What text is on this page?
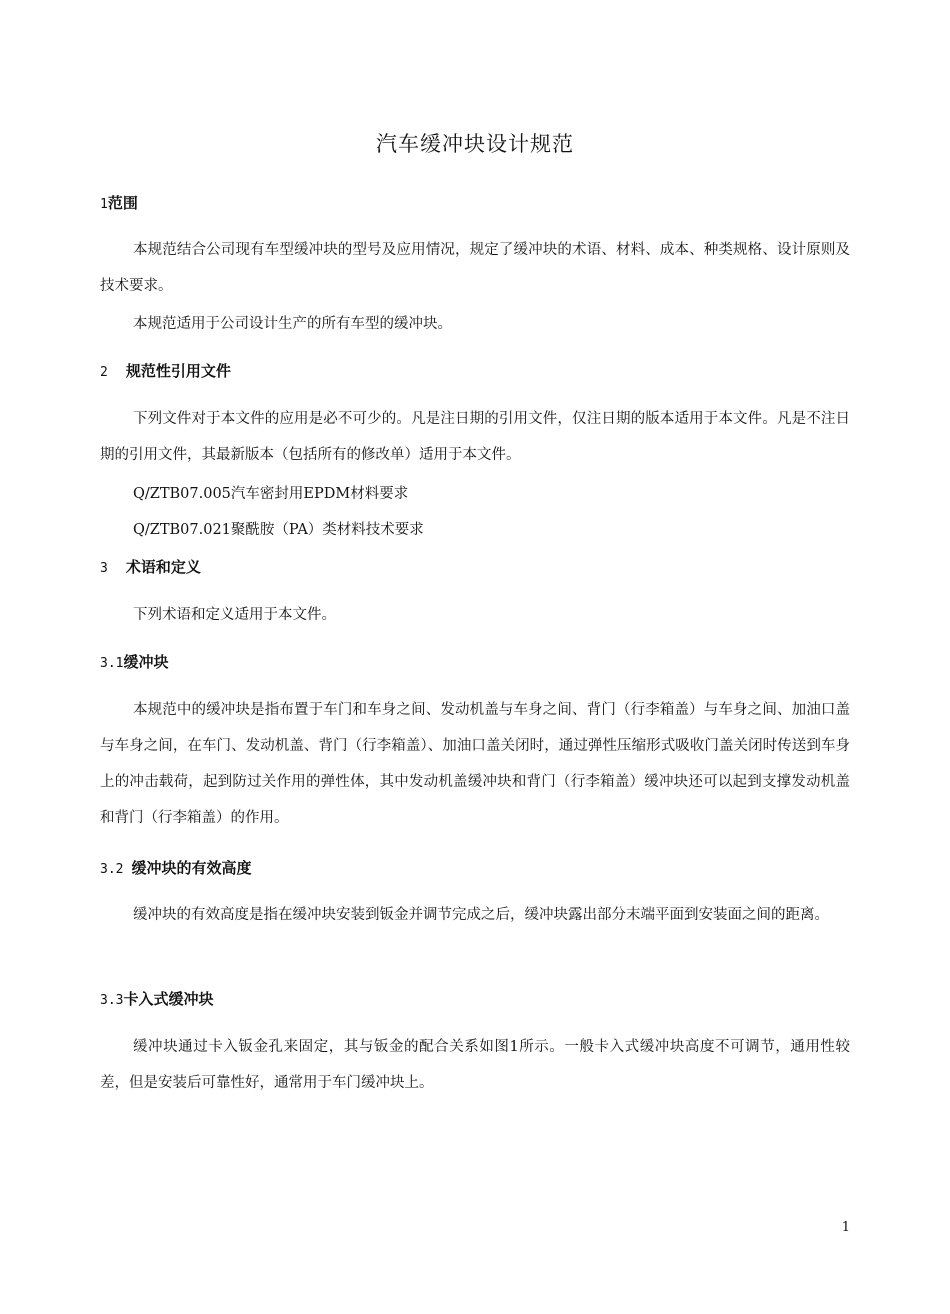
汽车缓冲块设计规范
1范围
本规范结合公司现有车型缓冲块的型号及应用情况，规定了缓冲块的术语、材料、成本、种类规格、设计原则及技术要求。
本规范适用于公司设计生产的所有车型的缓冲块。
2 规范性引用文件
下列文件对于本文件的应用是必不可少的。凡是注日期的引用文件，仅注日期的版本适用于本文件。凡是不注日期的引用文件，其最新版本（包括所有的修改单）适用于本文件。
Q/ZTB07.005汽车密封用EPDM材料要求
Q/ZTB07.021聚酰胺（PA）类材料技术要求
3 术语和定义
下列术语和定义适用于本文件。
3.1缓冲块
本规范中的缓冲块是指布置于车门和车身之间、发动机盖与车身之间、背门（行李箱盖）与车身之间、加油口盖与车身之间，在车门、发动机盖、背门（行李箱盖）、加油口盖关闭时，通过弹性压缩形式吸收门盖关闭时传送到车身上的冲击载荷，起到防过关作用的弹性体，其中发动机盖缓冲块和背门（行李箱盖）缓冲块还可以起到支撑发动机盖和背门（行李箱盖）的作用。
3.2 缓冲块的有效高度
缓冲块的有效高度是指在缓冲块安装到钣金并调节完成之后，缓冲块露出部分末端平面到安装面之间的距离。
3.3卡入式缓冲块
缓冲块通过卡入钣金孔来固定，其与钣金的配合关系如图1所示。一般卡入式缓冲块高度不可调节，通用性较差，但是安装后可靠性好，通常用于车门缓冲块上。
1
---+---
Stated exercise
Leave out the pictures and print every line of the data exactly.

The response
What text is on this page?
汽车缓冲块设计规范
1范围
本规范结合公司现有车型缓冲块的型号及应用情况，规定了缓冲块的术语、材料、成本、种类规格、设计原则及技术要求。
本规范适用于公司设计生产的所有车型的缓冲块。
2 规范性引用文件
下列文件对于本文件的应用是必不可少的。凡是注日期的引用文件，仅注日期的版本适用于本文件。凡是不注日期的引用文件，其最新版本（包括所有的修改单）适用于本文件。
Q/ZTB07.005汽车密封用EPDM材料要求
Q/ZTB07.021聚酰胺（PA）类材料技术要求
3 术语和定义
下列术语和定义适用于本文件。
3.1缓冲块
本规范中的缓冲块是指布置于车门和车身之间、发动机盖与车身之间、背门（行李箱盖）与车身之间、加油口盖与车身之间，在车门、发动机盖、背门（行李箱盖）、加油口盖关闭时，通过弹性压缩形式吸收门盖关闭时传送到车身上的冲击载荷，起到防过关作用的弹性体，其中发动机盖缓冲块和背门（行李箱盖）缓冲块还可以起到支撑发动机盖和背门（行李箱盖）的作用。
3.2 缓冲块的有效高度
缓冲块的有效高度是指在缓冲块安装到钣金并调节完成之后，缓冲块露出部分末端平面到安装面之间的距离。
3.3卡入式缓冲块
缓冲块通过卡入钣金孔来固定，其与钣金的配合关系如图1所示。一般卡入式缓冲块高度不可调节，通用性较差，但是安装后可靠性好，通常用于车门缓冲块上。
1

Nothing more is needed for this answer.